Record list »
[BEGIN]
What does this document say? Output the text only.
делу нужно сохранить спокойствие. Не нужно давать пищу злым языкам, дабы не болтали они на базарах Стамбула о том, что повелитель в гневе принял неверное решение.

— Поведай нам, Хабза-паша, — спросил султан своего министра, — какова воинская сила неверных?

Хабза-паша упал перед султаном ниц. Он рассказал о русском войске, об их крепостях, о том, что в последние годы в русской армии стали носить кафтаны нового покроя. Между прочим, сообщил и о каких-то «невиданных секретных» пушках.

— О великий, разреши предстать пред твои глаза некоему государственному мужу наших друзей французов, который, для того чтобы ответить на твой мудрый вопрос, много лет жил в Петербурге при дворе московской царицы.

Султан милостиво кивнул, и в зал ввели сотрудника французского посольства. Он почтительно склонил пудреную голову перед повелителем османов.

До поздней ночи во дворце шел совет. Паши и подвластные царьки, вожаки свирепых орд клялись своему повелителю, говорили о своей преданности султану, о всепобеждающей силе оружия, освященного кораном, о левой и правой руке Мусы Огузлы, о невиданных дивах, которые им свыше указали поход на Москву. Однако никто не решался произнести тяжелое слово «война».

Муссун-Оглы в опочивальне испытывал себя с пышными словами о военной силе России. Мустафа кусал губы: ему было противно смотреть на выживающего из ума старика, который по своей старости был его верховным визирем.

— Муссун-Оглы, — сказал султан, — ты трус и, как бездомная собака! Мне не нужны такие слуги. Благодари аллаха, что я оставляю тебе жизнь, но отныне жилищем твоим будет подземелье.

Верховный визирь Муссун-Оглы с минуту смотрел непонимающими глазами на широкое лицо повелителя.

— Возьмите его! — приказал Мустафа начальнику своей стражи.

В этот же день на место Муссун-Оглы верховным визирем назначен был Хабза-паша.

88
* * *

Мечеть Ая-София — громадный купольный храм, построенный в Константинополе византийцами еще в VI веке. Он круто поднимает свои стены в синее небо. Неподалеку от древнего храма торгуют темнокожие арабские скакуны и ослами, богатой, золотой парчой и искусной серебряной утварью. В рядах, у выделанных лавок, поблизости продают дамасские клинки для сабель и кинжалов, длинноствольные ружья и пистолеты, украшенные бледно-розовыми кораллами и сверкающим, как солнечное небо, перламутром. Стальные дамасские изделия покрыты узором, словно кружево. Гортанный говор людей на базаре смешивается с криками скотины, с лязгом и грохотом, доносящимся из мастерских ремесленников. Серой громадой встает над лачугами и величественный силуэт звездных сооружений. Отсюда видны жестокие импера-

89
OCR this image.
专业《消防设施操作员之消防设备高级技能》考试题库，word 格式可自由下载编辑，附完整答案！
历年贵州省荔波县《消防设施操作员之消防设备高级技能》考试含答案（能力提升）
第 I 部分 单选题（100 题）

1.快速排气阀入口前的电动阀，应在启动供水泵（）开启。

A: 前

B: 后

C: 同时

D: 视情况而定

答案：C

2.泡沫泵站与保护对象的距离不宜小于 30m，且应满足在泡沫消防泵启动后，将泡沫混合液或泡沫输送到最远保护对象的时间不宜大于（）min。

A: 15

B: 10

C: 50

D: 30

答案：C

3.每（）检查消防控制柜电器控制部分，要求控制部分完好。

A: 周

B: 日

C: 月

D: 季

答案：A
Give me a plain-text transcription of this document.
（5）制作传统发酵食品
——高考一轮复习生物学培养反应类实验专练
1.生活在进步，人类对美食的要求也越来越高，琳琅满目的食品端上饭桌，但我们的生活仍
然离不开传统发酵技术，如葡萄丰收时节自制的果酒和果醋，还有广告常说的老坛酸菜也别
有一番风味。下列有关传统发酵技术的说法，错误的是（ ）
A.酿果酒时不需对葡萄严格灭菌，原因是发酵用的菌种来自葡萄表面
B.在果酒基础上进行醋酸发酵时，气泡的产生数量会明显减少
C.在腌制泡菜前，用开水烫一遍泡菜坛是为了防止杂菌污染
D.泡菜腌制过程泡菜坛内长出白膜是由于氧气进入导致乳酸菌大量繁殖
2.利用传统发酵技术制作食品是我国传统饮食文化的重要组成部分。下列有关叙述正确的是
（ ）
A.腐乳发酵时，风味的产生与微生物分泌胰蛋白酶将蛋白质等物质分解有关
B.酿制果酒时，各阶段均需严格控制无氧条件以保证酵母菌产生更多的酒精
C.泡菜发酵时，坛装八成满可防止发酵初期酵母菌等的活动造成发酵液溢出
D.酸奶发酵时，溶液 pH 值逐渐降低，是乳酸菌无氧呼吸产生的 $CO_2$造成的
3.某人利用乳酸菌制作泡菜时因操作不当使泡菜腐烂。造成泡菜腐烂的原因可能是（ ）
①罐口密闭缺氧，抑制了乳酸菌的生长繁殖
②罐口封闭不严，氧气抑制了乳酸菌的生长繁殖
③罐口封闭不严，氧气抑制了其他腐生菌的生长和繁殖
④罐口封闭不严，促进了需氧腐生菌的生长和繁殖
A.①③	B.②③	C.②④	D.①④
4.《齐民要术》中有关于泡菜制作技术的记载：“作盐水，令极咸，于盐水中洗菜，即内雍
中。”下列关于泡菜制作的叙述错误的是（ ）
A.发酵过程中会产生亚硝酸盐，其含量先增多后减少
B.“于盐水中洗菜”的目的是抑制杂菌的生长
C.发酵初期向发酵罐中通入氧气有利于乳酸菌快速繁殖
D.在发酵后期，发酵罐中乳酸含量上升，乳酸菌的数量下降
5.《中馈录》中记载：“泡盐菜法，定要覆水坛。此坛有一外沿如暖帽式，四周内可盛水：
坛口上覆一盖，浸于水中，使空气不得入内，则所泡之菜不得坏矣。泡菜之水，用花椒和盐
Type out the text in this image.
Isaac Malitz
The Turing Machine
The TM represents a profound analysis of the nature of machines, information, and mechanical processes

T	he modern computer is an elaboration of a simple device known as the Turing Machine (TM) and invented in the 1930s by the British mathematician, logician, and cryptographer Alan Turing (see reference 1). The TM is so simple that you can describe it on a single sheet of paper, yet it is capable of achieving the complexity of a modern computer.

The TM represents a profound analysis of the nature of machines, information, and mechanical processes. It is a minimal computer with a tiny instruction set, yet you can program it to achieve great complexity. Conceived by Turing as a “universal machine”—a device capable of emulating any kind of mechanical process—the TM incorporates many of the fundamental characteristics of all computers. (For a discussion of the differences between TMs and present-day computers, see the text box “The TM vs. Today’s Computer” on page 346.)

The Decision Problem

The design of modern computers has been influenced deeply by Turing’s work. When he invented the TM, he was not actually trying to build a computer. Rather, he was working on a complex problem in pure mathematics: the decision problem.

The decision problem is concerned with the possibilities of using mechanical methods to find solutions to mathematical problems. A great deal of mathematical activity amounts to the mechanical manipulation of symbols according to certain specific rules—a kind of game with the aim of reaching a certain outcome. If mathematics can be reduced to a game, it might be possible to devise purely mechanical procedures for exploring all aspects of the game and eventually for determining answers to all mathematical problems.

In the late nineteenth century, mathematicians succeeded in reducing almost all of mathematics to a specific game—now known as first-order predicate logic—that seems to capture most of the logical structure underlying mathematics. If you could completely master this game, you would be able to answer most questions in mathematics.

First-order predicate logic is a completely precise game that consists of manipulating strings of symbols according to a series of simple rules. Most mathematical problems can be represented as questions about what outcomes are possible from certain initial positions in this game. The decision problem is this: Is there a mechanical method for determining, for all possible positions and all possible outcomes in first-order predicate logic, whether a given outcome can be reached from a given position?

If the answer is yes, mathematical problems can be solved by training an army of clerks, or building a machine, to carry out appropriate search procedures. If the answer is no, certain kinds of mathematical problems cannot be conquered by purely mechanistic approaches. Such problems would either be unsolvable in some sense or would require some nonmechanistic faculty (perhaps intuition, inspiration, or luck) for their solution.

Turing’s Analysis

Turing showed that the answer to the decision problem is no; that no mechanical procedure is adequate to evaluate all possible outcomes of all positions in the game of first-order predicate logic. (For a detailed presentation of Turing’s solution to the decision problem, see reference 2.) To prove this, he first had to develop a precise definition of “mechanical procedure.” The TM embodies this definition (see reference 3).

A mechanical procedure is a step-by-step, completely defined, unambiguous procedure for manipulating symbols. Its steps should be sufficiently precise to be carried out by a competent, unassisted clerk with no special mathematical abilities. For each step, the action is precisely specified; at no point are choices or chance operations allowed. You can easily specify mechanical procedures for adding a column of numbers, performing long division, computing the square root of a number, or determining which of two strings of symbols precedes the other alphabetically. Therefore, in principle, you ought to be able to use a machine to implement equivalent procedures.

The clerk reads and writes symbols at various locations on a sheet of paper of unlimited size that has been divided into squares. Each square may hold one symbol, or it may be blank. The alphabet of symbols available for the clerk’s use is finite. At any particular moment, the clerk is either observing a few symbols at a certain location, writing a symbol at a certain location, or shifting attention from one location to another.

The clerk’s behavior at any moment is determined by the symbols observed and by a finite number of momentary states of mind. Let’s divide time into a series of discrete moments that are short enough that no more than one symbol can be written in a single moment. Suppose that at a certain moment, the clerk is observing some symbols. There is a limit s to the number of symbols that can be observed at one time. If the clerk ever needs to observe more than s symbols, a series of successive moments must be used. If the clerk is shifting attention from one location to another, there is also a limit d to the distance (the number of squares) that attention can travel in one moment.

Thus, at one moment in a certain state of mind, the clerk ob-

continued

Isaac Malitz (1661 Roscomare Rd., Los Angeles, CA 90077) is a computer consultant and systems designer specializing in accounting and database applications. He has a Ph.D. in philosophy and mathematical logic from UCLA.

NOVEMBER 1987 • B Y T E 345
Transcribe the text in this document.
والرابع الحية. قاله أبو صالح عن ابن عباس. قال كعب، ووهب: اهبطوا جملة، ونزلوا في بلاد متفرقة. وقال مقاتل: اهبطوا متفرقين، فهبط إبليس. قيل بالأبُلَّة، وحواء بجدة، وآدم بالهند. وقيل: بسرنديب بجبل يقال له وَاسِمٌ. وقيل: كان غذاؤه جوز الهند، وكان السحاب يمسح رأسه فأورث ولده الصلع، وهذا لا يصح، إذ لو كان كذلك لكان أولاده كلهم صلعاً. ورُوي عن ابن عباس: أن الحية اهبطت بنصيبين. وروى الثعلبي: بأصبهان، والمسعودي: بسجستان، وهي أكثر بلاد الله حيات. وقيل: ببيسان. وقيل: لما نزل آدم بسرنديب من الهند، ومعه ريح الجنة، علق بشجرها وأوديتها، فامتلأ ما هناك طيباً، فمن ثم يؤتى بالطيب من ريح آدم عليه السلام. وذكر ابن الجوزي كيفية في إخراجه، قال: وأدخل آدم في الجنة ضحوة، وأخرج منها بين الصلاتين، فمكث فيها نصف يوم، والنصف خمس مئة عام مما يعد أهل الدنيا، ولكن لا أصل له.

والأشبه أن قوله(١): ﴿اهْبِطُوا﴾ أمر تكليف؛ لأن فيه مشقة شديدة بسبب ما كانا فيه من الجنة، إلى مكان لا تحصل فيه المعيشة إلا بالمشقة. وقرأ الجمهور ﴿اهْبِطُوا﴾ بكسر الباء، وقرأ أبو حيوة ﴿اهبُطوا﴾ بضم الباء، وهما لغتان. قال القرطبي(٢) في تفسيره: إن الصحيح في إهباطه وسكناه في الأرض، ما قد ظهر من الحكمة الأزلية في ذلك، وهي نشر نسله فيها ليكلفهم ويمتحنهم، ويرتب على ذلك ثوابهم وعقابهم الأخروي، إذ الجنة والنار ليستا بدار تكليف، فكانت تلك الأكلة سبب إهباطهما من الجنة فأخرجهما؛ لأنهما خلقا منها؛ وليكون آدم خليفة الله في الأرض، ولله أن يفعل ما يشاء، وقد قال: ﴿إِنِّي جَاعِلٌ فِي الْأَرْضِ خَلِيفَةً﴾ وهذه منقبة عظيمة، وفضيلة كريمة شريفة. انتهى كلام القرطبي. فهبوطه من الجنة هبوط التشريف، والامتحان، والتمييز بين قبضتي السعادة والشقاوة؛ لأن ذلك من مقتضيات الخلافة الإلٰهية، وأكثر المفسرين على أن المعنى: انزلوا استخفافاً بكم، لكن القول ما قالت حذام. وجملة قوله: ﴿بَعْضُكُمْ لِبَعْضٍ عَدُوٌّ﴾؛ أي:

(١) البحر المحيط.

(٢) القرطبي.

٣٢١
[END]
Given problem »
How many lines in the records above contain the word "order"? Reply with the number alone.

Full answer »
3